Did you know that a discussion at the United Nations headquarters in New York in March 2026 nearly redefined the meaning of “gender” for the entire world, potentially removing trans and gender diverse people from the global gender equality framework?
What is the CSW and why should you care?
The Commission on the Status of Women (CSW) is the UN’s primary body for gender equality, meeting annually in New York to produce policy recommendations for Member States in economic, political, civil and social spheres. It consists of 45 Member States elected by the 54 Member States of the UN Economic and Social Council (ECOSOC) for a four-year term. Since its establishment, the CSW has played a vital role in shaping global policies on gender equality, including contributing to landmark documents such as the Beijing Declaration and Platform for Action in 1995.
The commission convenes annually in March at the UN in New York for a two-week session gathering government officials, UN agencies, civil society groups and NGOs. This year was the 70th session of the Commission on the Status of Women (CSW70), held from 9 – 19 March 2026, with the priority theme of ensuring and strengthening access to justice for all women and girls. This includes promoting inclusive and equitable legal systems, eliminating discriminatory laws, policies and practices, and addressing structural barriers.
☆ ☆ ☆ ☆ ☆
#### [Short problem]
Quote the stretch of the article on the Commission on the Status of Women from "Did you know" through "gender equality framework?", reproducing it word for word.
☆ ☆ ☆ ☆ ☆
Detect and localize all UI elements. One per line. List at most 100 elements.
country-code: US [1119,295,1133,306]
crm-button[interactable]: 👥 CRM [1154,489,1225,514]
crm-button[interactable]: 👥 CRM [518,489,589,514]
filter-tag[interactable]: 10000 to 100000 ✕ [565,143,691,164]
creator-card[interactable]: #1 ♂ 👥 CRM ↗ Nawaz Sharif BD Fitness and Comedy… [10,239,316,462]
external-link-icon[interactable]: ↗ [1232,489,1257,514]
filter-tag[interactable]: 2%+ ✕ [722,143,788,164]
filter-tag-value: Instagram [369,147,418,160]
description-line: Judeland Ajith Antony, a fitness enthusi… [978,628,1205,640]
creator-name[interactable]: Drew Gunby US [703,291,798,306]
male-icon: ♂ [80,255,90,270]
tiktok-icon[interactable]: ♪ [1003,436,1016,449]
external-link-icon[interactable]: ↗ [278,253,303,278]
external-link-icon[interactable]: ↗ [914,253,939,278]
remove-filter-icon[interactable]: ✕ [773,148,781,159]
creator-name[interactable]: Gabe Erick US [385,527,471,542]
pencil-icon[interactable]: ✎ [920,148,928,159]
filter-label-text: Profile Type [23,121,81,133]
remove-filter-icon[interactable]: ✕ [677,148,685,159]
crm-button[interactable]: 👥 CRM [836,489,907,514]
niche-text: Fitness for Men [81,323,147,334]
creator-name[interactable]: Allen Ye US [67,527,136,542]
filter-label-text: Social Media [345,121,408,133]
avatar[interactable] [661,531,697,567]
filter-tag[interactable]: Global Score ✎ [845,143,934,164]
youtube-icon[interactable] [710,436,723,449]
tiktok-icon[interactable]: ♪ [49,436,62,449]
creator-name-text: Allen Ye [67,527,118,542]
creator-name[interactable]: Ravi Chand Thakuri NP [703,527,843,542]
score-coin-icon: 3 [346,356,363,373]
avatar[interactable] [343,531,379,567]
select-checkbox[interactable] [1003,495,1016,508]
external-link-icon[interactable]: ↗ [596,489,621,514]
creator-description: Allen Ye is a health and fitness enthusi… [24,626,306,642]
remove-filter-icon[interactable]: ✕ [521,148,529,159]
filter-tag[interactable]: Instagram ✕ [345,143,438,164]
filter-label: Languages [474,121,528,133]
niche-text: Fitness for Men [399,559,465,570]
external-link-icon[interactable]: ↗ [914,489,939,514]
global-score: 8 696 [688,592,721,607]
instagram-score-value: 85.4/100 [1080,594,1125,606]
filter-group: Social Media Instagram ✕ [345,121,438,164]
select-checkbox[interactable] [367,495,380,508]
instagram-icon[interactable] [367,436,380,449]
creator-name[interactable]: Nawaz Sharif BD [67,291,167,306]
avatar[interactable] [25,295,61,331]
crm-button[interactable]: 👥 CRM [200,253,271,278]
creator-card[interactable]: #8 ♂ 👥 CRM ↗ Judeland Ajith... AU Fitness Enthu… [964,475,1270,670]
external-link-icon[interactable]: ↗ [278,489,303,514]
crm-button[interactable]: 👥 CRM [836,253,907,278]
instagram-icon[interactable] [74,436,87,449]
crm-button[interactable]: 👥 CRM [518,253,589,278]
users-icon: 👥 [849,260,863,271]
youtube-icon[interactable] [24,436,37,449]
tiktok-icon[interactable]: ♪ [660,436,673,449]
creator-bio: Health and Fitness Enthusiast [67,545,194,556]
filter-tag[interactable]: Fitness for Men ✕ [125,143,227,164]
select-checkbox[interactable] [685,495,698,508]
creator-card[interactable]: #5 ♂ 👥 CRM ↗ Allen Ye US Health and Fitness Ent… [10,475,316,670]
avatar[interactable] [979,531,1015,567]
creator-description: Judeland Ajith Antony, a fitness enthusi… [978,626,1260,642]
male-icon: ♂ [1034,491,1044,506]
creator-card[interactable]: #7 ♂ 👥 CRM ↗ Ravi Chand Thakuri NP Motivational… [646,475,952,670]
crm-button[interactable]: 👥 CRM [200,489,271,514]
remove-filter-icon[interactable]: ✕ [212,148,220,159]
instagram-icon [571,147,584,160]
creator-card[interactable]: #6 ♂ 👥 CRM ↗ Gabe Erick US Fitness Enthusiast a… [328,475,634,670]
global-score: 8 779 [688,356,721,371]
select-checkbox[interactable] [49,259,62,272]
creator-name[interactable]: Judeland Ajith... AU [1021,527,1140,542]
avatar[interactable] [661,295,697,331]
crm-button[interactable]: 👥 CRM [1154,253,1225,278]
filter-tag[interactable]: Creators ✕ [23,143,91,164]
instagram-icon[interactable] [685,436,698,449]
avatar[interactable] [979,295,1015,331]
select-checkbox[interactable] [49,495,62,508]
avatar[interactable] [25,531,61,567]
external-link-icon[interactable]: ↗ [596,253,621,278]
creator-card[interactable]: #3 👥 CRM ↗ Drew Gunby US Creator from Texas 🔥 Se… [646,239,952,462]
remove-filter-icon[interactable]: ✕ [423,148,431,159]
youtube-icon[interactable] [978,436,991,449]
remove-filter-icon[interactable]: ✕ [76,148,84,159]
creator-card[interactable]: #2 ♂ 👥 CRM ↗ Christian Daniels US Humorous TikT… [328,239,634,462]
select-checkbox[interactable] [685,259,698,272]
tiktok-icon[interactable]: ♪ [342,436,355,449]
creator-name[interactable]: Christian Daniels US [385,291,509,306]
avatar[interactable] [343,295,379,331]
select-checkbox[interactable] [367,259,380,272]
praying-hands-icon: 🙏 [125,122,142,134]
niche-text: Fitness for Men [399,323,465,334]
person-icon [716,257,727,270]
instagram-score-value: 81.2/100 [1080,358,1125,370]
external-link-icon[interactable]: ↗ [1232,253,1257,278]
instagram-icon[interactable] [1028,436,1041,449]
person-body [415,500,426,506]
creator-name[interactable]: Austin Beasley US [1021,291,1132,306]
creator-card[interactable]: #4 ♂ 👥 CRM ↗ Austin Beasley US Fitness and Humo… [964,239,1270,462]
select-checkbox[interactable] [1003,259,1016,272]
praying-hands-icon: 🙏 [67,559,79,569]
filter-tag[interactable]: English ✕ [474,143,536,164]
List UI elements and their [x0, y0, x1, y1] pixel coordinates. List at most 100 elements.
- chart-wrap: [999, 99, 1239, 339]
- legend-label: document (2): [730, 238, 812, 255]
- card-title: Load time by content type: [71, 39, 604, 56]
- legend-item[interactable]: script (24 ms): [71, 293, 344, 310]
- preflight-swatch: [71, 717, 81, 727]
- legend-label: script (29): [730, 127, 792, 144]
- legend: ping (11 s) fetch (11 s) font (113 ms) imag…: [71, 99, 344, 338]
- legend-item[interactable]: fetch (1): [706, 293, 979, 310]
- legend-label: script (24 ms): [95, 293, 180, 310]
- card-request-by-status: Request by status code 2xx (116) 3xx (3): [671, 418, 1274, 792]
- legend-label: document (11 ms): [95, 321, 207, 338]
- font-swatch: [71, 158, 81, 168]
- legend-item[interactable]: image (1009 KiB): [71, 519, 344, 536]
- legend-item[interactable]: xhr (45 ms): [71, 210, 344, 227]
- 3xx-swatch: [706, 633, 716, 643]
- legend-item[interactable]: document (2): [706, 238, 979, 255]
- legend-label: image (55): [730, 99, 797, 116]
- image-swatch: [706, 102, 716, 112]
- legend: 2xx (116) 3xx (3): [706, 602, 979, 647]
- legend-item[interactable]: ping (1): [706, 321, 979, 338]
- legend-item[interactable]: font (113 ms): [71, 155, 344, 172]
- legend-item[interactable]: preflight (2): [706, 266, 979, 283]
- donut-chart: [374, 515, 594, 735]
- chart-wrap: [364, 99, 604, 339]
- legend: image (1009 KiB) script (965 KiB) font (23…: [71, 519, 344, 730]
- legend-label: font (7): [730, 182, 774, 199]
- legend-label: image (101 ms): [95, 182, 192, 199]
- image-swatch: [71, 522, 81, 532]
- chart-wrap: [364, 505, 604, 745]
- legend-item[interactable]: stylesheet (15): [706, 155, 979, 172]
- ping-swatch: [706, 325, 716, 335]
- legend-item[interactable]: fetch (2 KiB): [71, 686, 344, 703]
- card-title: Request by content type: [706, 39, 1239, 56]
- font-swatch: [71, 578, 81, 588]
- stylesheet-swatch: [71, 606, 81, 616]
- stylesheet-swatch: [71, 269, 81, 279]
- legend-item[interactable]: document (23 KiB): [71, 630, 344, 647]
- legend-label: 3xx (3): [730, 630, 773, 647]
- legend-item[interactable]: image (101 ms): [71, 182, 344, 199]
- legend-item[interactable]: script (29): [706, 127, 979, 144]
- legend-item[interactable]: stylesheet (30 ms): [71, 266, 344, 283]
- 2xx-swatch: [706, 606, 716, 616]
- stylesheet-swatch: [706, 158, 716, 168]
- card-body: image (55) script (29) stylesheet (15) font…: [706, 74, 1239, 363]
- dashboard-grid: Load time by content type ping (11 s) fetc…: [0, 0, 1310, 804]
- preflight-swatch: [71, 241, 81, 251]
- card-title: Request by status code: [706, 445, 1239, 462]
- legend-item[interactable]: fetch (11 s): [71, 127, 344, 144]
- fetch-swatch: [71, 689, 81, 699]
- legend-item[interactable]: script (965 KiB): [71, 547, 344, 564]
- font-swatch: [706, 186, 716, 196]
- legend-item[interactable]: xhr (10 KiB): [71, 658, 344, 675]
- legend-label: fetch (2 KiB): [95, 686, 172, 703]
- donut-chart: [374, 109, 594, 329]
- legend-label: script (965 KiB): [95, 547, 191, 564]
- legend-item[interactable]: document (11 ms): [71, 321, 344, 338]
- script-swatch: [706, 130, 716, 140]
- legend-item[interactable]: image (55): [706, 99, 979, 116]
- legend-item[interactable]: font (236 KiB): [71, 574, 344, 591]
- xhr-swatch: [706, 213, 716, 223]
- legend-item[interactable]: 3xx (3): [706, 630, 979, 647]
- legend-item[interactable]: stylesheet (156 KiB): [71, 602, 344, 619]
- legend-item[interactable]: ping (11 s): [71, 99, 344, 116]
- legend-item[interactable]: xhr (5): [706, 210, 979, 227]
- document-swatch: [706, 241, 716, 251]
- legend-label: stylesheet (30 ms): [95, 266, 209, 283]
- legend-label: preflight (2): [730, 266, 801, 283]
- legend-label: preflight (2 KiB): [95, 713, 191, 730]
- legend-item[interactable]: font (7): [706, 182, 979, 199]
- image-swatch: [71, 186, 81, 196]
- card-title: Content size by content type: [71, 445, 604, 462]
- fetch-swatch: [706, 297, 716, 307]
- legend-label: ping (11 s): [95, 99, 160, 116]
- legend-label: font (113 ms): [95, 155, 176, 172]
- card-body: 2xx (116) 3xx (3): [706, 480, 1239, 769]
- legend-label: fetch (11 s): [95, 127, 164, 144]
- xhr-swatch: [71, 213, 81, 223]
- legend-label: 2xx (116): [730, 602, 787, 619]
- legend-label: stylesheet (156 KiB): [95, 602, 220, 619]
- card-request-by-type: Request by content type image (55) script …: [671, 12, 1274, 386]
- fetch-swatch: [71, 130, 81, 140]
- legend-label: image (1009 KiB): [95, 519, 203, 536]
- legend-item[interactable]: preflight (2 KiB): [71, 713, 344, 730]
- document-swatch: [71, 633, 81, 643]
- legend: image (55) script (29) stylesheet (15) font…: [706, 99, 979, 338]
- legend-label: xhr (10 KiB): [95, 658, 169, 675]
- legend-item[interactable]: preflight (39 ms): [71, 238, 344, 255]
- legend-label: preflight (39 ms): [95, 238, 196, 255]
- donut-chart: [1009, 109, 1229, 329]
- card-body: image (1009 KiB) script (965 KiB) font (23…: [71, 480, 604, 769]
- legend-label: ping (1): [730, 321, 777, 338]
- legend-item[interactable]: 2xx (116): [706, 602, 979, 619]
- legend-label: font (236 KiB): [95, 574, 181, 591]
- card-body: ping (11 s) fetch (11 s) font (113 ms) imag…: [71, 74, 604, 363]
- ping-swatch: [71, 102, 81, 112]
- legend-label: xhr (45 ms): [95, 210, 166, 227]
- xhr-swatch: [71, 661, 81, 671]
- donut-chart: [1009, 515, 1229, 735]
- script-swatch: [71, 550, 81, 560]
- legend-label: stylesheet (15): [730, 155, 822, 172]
☆ ☆ ☆ ☆ ☆
#### [Task response]
Did you know that a discussion at the United Nations headquarters in New York in March 2026 nearly redefined the meaning of “gender” for the entire world, potentially removing trans and gender diverse people from the global gender equality framework?